## The input
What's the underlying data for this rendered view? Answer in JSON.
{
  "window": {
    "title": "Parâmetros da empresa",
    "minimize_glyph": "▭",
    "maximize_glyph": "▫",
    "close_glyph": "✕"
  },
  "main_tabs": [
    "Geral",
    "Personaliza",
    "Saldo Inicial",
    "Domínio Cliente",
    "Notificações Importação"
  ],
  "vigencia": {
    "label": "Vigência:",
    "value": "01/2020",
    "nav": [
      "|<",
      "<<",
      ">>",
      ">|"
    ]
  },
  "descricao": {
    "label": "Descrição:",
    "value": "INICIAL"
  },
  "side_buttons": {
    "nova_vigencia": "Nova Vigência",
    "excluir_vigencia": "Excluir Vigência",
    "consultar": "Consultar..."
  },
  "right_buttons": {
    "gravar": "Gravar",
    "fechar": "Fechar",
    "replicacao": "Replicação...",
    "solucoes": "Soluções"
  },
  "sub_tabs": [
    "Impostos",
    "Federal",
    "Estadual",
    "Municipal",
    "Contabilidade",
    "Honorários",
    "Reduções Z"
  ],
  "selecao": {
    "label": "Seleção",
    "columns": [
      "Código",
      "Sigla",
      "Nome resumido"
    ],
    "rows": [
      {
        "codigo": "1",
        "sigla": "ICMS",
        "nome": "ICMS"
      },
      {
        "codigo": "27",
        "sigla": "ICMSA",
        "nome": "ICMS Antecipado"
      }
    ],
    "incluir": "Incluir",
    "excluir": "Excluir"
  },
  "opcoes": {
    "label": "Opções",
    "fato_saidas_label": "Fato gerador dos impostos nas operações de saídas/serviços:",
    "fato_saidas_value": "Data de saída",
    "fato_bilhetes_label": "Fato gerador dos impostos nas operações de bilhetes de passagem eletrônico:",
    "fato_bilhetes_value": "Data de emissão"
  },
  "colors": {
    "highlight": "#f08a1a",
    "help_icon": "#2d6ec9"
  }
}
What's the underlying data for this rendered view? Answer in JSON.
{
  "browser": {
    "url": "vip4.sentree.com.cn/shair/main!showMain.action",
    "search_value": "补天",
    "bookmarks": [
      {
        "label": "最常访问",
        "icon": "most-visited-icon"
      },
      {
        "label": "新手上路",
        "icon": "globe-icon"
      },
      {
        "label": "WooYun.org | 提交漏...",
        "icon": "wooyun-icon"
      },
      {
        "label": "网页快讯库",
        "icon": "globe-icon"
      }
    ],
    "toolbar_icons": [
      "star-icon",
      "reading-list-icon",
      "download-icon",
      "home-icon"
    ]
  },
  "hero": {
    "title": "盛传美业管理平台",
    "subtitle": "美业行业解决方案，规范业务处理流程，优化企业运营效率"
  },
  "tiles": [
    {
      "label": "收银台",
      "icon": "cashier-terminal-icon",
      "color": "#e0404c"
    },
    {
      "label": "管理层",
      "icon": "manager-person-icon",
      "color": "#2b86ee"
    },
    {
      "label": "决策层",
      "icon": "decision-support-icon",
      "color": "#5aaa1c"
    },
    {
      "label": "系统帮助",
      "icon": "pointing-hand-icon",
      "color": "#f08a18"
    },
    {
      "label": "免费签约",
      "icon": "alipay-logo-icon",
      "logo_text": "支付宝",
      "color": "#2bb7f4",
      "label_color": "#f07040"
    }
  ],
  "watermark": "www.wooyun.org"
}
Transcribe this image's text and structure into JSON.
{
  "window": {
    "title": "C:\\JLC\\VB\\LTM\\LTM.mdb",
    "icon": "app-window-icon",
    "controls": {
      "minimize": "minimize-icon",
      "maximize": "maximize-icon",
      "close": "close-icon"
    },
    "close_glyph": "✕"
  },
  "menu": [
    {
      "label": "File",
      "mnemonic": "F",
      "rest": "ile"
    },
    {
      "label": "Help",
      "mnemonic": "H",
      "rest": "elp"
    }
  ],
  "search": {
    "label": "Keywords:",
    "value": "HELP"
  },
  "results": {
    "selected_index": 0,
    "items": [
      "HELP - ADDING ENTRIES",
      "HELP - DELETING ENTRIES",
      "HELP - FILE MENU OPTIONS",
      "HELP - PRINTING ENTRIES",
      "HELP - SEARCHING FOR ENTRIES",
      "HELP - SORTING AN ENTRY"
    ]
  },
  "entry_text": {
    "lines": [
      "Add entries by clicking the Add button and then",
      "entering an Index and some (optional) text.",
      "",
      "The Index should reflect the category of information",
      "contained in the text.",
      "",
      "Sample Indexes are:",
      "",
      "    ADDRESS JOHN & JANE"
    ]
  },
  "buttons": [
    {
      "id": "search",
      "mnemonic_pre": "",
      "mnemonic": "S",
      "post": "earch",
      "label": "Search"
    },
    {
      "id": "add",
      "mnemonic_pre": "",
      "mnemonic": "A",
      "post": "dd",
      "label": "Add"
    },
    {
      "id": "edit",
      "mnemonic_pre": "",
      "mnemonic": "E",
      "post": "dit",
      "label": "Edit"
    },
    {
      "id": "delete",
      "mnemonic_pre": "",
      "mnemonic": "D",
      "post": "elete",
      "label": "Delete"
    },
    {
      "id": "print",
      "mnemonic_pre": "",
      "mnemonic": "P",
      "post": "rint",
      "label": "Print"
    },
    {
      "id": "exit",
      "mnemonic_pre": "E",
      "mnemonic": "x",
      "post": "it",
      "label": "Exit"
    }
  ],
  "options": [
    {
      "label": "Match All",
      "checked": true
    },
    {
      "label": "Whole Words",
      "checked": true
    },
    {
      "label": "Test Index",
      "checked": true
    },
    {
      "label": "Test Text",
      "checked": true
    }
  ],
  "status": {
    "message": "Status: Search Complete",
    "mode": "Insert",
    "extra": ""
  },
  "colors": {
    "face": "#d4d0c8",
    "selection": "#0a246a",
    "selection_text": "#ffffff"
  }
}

## Your task
Return the lines of the records that include the string "Vigência".

## Output
    "label": "Vigência:",
    "nova_vigencia": "Nova Vigência",
    "excluir_vigencia": "Excluir Vigência",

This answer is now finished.